Registros de límites de los elementos:
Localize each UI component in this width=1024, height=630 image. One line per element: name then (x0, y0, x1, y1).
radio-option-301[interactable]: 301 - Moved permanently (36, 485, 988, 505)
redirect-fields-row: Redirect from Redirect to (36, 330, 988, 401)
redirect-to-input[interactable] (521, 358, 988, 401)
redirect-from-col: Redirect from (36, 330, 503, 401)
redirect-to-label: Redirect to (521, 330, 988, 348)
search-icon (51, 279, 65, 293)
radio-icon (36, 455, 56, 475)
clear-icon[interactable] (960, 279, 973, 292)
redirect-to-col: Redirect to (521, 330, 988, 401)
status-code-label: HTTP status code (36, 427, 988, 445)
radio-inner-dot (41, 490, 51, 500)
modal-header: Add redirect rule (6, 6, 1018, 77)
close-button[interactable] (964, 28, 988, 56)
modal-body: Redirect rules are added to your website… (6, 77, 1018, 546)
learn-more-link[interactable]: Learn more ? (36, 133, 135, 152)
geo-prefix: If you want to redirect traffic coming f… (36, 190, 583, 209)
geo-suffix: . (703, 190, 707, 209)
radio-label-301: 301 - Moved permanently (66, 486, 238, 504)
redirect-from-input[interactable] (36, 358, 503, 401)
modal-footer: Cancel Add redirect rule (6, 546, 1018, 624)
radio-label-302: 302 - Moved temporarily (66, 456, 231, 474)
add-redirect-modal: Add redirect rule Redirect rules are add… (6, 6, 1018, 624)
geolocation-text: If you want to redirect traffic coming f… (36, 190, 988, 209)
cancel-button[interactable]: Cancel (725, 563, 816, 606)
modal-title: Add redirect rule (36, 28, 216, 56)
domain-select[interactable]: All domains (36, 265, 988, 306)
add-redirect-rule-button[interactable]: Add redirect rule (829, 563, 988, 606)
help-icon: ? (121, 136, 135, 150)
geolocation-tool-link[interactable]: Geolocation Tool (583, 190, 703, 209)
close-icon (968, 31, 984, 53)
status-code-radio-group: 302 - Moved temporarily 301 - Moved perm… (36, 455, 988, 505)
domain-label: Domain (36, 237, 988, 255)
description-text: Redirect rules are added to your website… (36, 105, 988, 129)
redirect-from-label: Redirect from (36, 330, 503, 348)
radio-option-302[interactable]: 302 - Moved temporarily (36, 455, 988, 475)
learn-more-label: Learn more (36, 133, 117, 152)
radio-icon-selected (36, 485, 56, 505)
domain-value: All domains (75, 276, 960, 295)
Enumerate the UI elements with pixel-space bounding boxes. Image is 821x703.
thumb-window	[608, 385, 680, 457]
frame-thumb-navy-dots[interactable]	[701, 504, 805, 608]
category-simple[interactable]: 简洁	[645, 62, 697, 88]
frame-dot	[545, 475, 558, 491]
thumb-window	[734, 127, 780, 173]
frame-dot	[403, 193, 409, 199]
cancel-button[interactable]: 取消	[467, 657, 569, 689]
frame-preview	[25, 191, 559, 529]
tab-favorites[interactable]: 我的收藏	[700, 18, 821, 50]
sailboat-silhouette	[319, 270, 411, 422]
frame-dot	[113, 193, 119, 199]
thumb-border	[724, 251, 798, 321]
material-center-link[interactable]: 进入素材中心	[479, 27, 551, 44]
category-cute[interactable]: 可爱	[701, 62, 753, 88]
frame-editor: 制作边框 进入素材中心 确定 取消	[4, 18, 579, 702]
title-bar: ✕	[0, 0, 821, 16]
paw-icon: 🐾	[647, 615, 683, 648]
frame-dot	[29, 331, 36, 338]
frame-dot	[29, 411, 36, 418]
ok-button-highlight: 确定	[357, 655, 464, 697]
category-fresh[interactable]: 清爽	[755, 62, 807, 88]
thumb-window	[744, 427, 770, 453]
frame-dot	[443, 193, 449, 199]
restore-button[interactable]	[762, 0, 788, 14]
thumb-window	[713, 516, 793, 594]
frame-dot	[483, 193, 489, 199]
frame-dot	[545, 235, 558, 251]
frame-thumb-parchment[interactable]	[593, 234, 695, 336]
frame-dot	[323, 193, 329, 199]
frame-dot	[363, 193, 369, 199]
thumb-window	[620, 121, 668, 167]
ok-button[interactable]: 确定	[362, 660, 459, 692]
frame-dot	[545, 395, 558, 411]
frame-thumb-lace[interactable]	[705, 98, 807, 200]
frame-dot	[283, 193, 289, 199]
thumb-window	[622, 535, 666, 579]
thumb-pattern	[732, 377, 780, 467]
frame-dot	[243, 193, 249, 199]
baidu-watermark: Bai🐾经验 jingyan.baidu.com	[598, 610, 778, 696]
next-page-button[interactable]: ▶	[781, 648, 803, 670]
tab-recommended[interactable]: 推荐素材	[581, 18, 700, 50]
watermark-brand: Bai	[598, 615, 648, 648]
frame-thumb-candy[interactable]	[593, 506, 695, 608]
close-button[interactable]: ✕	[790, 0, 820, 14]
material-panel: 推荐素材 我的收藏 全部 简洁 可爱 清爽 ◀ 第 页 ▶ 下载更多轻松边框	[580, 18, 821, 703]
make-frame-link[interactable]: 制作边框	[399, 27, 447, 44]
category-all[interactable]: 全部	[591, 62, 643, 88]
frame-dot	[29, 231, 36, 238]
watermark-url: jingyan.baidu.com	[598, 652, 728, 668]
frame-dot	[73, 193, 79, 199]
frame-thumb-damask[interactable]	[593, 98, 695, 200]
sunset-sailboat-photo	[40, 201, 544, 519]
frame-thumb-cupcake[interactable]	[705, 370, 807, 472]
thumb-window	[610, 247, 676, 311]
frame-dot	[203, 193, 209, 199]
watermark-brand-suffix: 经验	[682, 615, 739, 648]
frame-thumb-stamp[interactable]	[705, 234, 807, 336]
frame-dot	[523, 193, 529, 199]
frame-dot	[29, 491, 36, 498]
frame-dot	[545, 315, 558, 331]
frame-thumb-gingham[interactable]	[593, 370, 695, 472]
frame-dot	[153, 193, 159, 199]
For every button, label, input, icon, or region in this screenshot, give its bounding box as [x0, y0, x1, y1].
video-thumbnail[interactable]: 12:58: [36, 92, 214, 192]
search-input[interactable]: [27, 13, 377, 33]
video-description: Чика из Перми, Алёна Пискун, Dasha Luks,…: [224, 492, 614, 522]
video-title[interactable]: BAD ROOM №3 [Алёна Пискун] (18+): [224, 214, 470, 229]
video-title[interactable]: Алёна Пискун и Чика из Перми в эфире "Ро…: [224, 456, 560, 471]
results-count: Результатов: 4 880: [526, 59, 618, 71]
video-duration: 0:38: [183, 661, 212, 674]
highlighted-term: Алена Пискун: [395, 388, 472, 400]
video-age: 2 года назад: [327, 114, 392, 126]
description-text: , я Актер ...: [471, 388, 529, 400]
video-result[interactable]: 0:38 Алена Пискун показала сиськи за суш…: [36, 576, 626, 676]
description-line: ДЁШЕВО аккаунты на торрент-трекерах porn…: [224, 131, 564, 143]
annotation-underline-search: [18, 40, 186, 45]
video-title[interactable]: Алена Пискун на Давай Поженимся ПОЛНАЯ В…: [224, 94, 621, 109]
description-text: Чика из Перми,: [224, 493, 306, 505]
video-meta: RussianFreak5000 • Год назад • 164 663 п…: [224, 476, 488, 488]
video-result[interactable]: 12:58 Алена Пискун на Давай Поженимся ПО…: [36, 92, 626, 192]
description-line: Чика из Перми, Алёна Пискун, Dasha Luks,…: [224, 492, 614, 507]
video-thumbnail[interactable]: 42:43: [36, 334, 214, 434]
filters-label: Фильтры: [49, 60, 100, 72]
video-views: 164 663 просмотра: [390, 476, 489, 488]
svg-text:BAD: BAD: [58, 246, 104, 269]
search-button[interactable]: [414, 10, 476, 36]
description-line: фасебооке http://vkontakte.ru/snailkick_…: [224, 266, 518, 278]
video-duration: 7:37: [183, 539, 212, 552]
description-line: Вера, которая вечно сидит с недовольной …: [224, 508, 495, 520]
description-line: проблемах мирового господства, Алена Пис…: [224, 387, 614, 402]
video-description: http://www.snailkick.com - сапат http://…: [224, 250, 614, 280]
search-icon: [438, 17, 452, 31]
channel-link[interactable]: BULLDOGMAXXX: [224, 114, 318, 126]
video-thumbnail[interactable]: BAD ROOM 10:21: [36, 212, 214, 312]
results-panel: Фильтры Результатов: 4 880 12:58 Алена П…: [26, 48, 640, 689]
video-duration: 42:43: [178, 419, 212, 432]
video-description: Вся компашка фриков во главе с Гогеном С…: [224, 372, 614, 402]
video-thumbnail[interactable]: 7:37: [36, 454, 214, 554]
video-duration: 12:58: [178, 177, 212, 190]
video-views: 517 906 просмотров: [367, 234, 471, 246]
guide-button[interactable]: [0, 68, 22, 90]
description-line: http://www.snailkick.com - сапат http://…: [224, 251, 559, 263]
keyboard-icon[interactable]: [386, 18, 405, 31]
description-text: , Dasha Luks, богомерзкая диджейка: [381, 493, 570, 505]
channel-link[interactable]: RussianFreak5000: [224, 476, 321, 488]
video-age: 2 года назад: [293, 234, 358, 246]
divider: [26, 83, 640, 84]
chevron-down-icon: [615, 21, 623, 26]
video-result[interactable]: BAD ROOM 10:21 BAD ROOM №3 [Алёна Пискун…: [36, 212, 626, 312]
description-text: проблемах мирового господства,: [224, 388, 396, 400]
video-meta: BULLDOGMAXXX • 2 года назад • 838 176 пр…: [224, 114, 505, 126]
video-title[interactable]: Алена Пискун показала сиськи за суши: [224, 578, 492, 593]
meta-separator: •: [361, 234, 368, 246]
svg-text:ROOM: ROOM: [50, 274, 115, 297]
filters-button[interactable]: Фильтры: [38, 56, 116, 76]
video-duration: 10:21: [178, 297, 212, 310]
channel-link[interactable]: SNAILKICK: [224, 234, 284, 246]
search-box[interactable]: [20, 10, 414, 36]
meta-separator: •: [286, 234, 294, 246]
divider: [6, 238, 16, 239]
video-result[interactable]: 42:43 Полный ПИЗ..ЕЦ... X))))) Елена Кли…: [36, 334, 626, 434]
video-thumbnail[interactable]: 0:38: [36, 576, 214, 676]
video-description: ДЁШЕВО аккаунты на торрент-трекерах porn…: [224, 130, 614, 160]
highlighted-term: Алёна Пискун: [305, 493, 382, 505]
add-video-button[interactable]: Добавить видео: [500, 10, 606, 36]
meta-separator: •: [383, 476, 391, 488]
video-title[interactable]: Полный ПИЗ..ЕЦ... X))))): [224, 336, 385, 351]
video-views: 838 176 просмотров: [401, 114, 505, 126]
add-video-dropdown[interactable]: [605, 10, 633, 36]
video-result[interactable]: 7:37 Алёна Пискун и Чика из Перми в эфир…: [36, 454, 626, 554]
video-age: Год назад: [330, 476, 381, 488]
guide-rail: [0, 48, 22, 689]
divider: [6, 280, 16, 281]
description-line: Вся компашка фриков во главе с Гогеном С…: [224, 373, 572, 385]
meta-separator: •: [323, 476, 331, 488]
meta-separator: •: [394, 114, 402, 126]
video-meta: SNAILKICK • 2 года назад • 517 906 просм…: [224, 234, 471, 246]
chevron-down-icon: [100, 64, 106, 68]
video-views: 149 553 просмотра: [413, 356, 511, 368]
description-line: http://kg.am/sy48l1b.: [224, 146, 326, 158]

**Tarea pendiente**
Escribe como lista numerada las líneas que van desde el comienzo hasta la línea que contiene "status-code-label: HTTP status", ambas incluidas. Omite las líneas en blanco.

**Ejercicio resuelto**
1. Localize each UI component in this width=1024, height=630 image. One line per element: name then (x0, y0, x1, y1).
2. radio-option-301[interactable]: 301 - Moved permanently (36, 485, 988, 505)
3. redirect-fields-row: Redirect from Redirect to (36, 330, 988, 401)
4. redirect-to-input[interactable] (521, 358, 988, 401)
5. redirect-from-col: Redirect from (36, 330, 503, 401)
6. redirect-to-label: Redirect to (521, 330, 988, 348)
7. search-icon (51, 279, 65, 293)
8. radio-icon (36, 455, 56, 475)
9. clear-icon[interactable] (960, 279, 973, 292)
10. redirect-to-col: Redirect to (521, 330, 988, 401)
11. status-code-label: HTTP status code (36, 427, 988, 445)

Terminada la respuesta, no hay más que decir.